=== Material supplied ===

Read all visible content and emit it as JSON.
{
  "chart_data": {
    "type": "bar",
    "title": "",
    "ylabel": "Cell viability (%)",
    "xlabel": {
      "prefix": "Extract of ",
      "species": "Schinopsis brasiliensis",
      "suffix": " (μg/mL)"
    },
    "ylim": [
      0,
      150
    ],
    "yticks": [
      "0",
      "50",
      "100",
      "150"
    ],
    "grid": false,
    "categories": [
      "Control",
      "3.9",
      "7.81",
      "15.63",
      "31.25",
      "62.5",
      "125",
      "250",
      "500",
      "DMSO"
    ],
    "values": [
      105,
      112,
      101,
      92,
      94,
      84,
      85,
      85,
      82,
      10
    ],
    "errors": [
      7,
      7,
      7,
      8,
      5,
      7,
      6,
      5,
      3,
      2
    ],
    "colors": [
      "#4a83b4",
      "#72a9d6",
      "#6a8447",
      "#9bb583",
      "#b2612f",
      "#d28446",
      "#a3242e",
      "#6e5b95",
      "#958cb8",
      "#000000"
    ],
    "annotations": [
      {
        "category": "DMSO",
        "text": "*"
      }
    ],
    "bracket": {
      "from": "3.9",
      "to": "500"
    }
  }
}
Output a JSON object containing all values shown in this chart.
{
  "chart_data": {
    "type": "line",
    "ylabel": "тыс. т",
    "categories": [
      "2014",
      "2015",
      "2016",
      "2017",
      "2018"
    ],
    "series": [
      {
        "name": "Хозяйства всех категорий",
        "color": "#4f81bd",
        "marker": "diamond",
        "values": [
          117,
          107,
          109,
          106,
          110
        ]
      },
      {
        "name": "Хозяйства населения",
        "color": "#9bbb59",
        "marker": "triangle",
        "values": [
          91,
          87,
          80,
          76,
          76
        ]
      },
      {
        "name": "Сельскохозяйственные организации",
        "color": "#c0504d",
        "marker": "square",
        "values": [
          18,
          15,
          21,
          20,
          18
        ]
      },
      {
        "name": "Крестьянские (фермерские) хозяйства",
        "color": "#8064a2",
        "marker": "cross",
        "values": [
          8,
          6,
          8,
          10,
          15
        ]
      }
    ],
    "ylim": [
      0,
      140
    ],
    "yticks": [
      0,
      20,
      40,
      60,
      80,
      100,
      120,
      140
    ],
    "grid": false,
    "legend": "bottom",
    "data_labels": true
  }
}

===

# Aim
Copy all the records above precisely.

# Exercise solution
Read all visible content and emit it as JSON.
{
  "chart_data": {
    "type": "bar",
    "title": "",
    "ylabel": "Cell viability (%)",
    "xlabel": {
      "prefix": "Extract of ",
      "species": "Schinopsis brasiliensis",
      "suffix": " (μg/mL)"
    },
    "ylim": [
      0,
      150
    ],
    "yticks": [
      "0",
      "50",
      "100",
      "150"
    ],
    "grid": false,
    "categories": [
      "Control",
      "3.9",
      "7.81",
      "15.63",
      "31.25",
      "62.5",
      "125",
      "250",
      "500",
      "DMSO"
    ],
    "values": [
      105,
      112,
      101,
      92,
      94,
      84,
      85,
      85,
      82,
      10
    ],
    "errors": [
      7,
      7,
      7,
      8,
      5,
      7,
      6,
      5,
      3,
      2
    ],
    "colors": [
      "#4a83b4",
      "#72a9d6",
      "#6a8447",
      "#9bb583",
      "#b2612f",
      "#d28446",
      "#a3242e",
      "#6e5b95",
      "#958cb8",
      "#000000"
    ],
    "annotations": [
      {
        "category": "DMSO",
        "text": "*"
      }
    ],
    "bracket": {
      "from": "3.9",
      "to": "500"
    }
  }
}
Output a JSON object containing all values shown in this chart.
{
  "chart_data": {
    "type": "line",
    "ylabel": "тыс. т",
    "categories": [
      "2014",
      "2015",
      "2016",
      "2017",
      "2018"
    ],
    "series": [
      {
        "name": "Хозяйства всех категорий",
        "color": "#4f81bd",
        "marker": "diamond",
        "values": [
          117,
          107,
          109,
          106,
          110
        ]
      },
      {
        "name": "Хозяйства населения",
        "color": "#9bbb59",
        "marker": "triangle",
        "values": [
          91,
          87,
          80,
          76,
          76
        ]
      },
      {
        "name": "Сельскохозяйственные организации",
        "color": "#c0504d",
        "marker": "square",
        "values": [
          18,
          15,
          21,
          20,
          18
        ]
      },
      {
        "name": "Крестьянские (фермерские) хозяйства",
        "color": "#8064a2",
        "marker": "cross",
        "values": [
          8,
          6,
          8,
          10,
          15
        ]
      }
    ],
    "ylim": [
      0,
      140
    ],
    "yticks": [
      0,
      20,
      40,
      60,
      80,
      100,
      120,
      140
    ],
    "grid": false,
    "legend": "bottom",
    "data_labels": true
  }
}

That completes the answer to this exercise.